What the task requires:
Reproduce this listing in full.

Exercise materials:
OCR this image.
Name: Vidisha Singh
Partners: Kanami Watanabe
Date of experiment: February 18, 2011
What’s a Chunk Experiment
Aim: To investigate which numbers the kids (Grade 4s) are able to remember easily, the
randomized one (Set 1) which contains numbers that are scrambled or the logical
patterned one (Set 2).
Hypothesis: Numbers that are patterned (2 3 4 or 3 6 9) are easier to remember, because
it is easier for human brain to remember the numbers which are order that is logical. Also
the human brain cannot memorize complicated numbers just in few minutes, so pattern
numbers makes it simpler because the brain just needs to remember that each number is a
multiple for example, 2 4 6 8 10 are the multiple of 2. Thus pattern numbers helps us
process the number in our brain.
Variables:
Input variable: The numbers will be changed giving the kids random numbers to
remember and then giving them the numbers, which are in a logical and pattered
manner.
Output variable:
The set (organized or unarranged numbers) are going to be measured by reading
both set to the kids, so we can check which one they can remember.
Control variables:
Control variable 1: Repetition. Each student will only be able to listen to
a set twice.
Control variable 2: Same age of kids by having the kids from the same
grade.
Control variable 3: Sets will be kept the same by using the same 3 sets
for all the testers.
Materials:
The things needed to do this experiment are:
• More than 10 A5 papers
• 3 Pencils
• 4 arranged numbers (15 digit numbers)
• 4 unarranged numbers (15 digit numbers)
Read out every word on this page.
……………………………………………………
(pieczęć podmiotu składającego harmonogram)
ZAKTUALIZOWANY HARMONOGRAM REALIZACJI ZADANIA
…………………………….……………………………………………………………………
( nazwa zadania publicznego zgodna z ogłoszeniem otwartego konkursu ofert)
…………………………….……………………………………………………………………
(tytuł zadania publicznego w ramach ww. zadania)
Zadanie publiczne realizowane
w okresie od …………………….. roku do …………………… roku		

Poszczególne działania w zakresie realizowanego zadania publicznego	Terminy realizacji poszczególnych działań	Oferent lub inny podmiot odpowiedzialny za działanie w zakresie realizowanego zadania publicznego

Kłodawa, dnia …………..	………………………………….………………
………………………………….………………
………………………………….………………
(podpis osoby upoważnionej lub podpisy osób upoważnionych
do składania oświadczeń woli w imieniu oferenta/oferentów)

Task answer:
OCR this image.
Name: Vidisha Singh
Partners: Kanami Watanabe
Date of experiment: February 18, 2011
What’s a Chunk Experiment
Aim: To investigate which numbers the kids (Grade 4s) are able to remember easily, the
randomized one (Set 1) which contains numbers that are scrambled or the logical
patterned one (Set 2).
Hypothesis: Numbers that are patterned (2 3 4 or 3 6 9) are easier to remember, because
it is easier for human brain to remember the numbers which are order that is logical. Also
the human brain cannot memorize complicated numbers just in few minutes, so pattern
numbers makes it simpler because the brain just needs to remember that each number is a
multiple for example, 2 4 6 8 10 are the multiple of 2. Thus pattern numbers helps us
process the number in our brain.
Variables:
Input variable: The numbers will be changed giving the kids random numbers to
remember and then giving them the numbers, which are in a logical and pattered
manner.
Output variable:
The set (organized or unarranged numbers) are going to be measured by reading
both set to the kids, so we can check which one they can remember.
Control variables:
Control variable 1: Repetition. Each student will only be able to listen to
a set twice.
Control variable 2: Same age of kids by having the kids from the same
grade.
Control variable 3: Sets will be kept the same by using the same 3 sets
for all the testers.
Materials:
The things needed to do this experiment are:
• More than 10 A5 papers
• 3 Pencils
• 4 arranged numbers (15 digit numbers)
• 4 unarranged numbers (15 digit numbers)
Read out every word on this page.
……………………………………………………
(pieczęć podmiotu składającego harmonogram)
ZAKTUALIZOWANY HARMONOGRAM REALIZACJI ZADANIA
…………………………….……………………………………………………………………
( nazwa zadania publicznego zgodna z ogłoszeniem otwartego konkursu ofert)
…………………………….……………………………………………………………………
(tytuł zadania publicznego w ramach ww. zadania)
Zadanie publiczne realizowane
w okresie od …………………….. roku do …………………… roku		

Poszczególne działania w zakresie realizowanego zadania publicznego	Terminy realizacji poszczególnych działań	Oferent lub inny podmiot odpowiedzialny za działanie w zakresie realizowanego zadania publicznego

Kłodawa, dnia …………..	………………………………….………………
………………………………….………………
………………………………….………………
(podpis osoby upoważnionej lub podpisy osób upoważnionych
do składania oświadczeń woli w imieniu oferenta/oferentów)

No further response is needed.